| Challenge |
Answer with a single number: the count of lines that hold "value".

| Extracted material |
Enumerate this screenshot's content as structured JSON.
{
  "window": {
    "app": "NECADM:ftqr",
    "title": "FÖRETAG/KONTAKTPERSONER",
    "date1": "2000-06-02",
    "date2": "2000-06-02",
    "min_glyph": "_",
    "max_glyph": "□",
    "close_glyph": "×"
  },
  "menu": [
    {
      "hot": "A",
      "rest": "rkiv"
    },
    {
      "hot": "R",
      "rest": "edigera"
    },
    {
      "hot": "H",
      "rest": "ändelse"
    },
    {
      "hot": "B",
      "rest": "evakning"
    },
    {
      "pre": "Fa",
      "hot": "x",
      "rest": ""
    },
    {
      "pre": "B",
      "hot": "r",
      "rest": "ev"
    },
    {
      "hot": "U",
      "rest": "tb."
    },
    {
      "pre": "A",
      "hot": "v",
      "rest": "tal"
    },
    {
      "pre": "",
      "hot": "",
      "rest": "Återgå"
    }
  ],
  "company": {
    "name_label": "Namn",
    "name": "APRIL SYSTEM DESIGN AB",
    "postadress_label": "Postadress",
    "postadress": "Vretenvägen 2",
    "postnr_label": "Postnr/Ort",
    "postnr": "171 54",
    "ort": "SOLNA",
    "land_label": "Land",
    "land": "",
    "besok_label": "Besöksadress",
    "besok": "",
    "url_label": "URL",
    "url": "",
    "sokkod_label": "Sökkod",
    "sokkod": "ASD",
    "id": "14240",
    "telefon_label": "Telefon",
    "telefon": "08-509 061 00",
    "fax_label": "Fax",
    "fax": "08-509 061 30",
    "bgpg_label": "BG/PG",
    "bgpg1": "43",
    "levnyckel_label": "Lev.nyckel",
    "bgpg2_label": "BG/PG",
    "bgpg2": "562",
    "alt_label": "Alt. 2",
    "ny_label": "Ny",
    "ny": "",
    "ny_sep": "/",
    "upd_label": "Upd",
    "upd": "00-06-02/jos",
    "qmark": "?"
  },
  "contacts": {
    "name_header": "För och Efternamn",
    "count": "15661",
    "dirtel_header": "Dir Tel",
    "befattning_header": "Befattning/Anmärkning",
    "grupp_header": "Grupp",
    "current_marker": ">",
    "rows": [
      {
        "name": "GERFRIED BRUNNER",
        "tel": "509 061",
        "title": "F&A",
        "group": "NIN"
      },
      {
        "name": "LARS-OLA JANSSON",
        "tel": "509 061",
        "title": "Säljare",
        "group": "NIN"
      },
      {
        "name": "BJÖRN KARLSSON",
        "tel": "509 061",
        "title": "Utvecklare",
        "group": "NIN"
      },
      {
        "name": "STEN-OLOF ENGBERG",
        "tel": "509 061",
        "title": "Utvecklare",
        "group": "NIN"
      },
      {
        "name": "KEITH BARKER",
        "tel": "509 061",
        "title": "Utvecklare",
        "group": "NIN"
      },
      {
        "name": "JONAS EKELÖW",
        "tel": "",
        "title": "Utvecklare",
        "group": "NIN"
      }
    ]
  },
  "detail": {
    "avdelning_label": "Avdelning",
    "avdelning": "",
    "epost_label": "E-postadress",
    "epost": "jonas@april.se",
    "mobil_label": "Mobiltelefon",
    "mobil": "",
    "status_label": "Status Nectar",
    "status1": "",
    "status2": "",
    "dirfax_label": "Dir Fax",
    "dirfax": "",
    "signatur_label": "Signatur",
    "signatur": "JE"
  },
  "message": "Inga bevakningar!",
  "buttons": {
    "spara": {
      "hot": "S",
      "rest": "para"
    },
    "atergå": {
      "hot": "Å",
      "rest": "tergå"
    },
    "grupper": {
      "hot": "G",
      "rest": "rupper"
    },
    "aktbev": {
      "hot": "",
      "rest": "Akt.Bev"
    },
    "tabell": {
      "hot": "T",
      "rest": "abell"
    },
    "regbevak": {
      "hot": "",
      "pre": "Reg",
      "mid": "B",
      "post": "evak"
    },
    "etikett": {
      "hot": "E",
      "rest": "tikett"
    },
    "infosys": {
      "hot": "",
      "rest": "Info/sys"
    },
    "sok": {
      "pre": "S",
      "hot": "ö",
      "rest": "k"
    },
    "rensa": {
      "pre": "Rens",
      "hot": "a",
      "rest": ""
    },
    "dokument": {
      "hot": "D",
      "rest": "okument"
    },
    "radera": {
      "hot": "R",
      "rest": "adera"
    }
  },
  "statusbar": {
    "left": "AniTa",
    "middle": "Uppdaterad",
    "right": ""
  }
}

--

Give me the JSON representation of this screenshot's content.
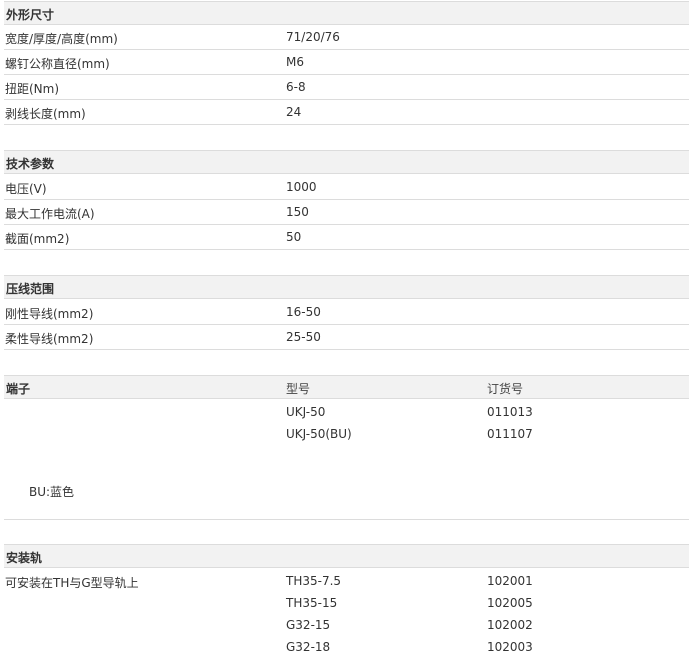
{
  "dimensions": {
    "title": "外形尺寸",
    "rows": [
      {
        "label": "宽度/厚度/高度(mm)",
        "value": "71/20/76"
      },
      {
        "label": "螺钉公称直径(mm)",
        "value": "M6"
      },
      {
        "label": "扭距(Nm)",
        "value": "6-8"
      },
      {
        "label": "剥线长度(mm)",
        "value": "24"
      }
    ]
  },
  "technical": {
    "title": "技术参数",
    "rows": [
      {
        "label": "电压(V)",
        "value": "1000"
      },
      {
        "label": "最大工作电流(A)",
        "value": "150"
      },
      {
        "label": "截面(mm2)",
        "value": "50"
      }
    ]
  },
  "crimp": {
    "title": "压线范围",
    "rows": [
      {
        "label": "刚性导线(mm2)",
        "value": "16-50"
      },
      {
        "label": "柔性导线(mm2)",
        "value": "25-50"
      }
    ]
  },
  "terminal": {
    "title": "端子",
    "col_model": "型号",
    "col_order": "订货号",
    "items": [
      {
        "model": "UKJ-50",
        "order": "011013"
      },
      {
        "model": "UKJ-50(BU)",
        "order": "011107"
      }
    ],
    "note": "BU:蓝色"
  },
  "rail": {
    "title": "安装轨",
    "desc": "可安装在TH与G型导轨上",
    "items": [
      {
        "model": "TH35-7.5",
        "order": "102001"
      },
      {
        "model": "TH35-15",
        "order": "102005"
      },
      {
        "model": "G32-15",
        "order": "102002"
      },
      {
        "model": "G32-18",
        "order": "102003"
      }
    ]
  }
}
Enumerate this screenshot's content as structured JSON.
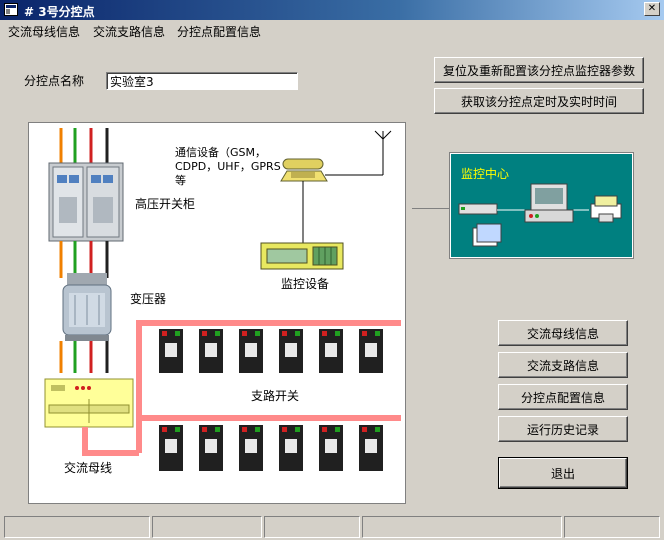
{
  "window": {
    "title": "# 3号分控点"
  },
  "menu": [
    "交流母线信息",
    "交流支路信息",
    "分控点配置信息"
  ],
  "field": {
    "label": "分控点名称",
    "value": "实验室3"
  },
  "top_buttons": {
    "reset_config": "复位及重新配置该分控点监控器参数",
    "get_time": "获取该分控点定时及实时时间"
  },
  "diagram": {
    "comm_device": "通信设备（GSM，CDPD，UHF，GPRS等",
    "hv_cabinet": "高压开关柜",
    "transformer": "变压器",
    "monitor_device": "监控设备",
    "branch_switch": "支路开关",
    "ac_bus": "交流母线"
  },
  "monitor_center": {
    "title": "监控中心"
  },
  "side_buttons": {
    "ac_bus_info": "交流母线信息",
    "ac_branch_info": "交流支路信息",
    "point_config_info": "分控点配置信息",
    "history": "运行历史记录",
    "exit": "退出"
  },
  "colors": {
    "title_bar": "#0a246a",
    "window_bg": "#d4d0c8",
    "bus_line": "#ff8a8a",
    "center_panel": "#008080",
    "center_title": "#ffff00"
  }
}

| Result for this task |
10